> _EXERCISE DETAILS_:
Going through the material below, please gather all lines with the word "title" in them.

> _SUPPLIED RECORDS_:
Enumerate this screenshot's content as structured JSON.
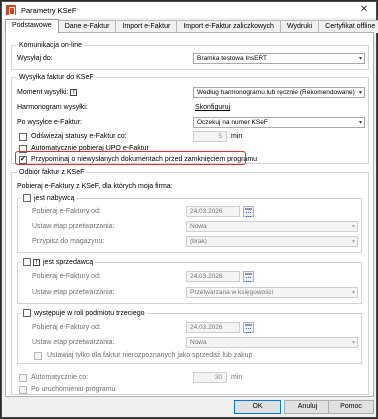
{
  "window": {
    "title": "Parametry KSeF",
    "close_glyph": "✕"
  },
  "tabs": [
    {
      "label": "Podstawowe"
    },
    {
      "label": "Dane e-Faktur"
    },
    {
      "label": "Import e-Faktur"
    },
    {
      "label": "Import e-Faktur zaliczkowych"
    },
    {
      "label": "Wydruki"
    },
    {
      "label": "Certyfikat offline"
    }
  ],
  "communication": {
    "title": "Komunikacja on-line",
    "send_to_label": "Wysyłaj do:",
    "send_to_value": "Bramka testowa InsERT"
  },
  "sending": {
    "title": "Wysyłka faktur do KSeF",
    "moment_label": "Moment wysyłki:",
    "moment_value": "Według harmonogramu lub ręcznie (Rekomendowane)",
    "schedule_label": "Harmonogram wysyłki:",
    "schedule_link": "Skonfiguruj",
    "after_label": "Po wysyłce e-Faktur:",
    "after_value": "Oczekuj na numer KSeF",
    "refresh_label": "Odświeżaj statusy e-Faktur co:",
    "refresh_value": "5",
    "refresh_unit": "min",
    "upo_label": "Automatycznie pobieraj UPO e-Faktur",
    "remind_label": "Przypominaj o niewysłanych dokumentach przed zamknięciem programu",
    "refresh_checked": false,
    "upo_checked": false,
    "remind_checked": true
  },
  "receiving": {
    "title": "Odbiór faktur z KSeF",
    "intro": "Pobieraj e-Faktury z KSeF, dla których moja firma:",
    "buyer": {
      "label": "jest nabywcą",
      "checked": false,
      "date_label": "Pobieraj e-Faktury od:",
      "date_value": "24.03.2026",
      "stage_label": "Ustaw etap przetwarzania:",
      "stage_value": "Nowa",
      "warehouse_label": "Przypisz do magazynu:",
      "warehouse_value": "(brak)"
    },
    "seller": {
      "label": "jest sprzedawcą",
      "checked": false,
      "date_label": "Pobieraj e-Faktury od:",
      "date_value": "24.03.2026",
      "stage_label": "Ustaw etap przetwarzania:",
      "stage_value": "Przetwarzana w księgowości"
    },
    "third_party": {
      "label": "występuje w roli podmiotu trzeciego",
      "checked": false,
      "date_label": "Pobieraj e-Faktury od:",
      "date_value": "24.03.2026",
      "stage_label": "Ustaw etap przetwarzania:",
      "stage_value": "Nowa",
      "only_unknown_label": "Ustawiaj tylko dla faktur nierozpoznanych jako sprzedaż lub zakup"
    },
    "auto_label": "Automatycznie co:",
    "auto_value": "30",
    "auto_unit": "min",
    "on_start_label": "Po uruchomieniu programu"
  },
  "buttons": {
    "ok": "OK",
    "cancel": "Anuluj",
    "help": "Pomoc"
  },
  "colors": {
    "highlight": "#e03030",
    "focus": "#0078d7"
  }
}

> _RESULT OF THE TASK_:
    "title": "Parametry KSeF",
    "title": "Komunikacja on-line",
    "title": "Wysyłka faktur do KSeF",
    "title": "Odbiór faktur z KSeF",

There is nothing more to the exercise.